Objective:
Below are the records; collect from them each line containing the string "responds".

-------- Data rows

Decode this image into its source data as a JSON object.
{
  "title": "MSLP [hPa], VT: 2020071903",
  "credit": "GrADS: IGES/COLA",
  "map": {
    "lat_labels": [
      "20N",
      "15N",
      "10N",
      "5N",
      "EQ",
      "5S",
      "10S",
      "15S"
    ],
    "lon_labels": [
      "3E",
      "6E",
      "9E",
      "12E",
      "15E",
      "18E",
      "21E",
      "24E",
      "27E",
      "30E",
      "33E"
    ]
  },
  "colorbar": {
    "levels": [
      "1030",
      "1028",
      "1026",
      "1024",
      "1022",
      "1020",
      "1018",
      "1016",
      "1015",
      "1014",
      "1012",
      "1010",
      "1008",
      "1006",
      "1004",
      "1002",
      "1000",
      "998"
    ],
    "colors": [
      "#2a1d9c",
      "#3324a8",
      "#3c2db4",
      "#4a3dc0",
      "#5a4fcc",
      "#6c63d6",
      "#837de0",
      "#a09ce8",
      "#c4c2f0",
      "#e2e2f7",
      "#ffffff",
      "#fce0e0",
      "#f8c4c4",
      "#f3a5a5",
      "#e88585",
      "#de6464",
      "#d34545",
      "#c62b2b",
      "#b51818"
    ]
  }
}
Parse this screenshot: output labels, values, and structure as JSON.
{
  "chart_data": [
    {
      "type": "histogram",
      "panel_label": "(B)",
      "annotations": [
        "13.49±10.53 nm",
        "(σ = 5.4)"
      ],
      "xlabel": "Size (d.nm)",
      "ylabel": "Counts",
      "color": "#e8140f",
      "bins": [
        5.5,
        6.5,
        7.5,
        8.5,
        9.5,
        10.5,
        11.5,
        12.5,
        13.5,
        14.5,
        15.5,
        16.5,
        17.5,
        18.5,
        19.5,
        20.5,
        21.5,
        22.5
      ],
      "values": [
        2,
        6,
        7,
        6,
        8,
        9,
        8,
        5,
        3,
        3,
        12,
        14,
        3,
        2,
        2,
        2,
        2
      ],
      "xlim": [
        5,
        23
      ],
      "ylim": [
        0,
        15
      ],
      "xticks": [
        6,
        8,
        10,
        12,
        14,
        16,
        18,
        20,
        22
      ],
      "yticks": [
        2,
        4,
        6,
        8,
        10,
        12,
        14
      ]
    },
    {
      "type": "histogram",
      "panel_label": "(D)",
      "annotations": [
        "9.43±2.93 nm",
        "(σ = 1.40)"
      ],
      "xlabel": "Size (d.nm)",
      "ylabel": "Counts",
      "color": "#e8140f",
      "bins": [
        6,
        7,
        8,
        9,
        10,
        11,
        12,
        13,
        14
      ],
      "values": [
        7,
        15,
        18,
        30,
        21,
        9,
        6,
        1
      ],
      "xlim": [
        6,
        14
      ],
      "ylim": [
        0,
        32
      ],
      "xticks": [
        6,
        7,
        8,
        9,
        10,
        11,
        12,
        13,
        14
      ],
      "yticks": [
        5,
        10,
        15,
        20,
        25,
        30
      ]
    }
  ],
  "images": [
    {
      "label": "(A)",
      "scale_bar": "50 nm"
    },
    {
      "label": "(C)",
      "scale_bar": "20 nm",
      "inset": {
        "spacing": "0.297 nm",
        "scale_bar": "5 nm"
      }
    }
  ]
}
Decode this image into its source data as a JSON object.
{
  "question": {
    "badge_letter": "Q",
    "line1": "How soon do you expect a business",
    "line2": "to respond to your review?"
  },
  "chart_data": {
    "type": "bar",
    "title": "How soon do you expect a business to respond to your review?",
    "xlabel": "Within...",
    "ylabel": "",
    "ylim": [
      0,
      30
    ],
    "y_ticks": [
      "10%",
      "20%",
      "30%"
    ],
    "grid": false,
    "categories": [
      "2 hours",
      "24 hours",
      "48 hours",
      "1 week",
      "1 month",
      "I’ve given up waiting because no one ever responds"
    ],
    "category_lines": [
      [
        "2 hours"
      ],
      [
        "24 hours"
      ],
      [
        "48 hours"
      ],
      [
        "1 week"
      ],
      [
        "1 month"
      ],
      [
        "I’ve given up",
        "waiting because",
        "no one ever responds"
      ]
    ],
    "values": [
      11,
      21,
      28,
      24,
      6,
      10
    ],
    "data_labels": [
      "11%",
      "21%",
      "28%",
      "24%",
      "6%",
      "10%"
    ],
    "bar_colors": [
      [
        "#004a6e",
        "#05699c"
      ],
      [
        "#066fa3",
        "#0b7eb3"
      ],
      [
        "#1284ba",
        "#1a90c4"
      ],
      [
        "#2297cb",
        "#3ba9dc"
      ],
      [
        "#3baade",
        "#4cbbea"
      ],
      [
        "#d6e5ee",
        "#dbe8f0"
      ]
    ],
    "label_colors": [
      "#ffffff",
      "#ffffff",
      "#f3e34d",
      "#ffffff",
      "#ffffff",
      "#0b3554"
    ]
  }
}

----------------

Solution to this problem:
      "I’ve given up waiting because no one ever responds"
        "no one ever responds"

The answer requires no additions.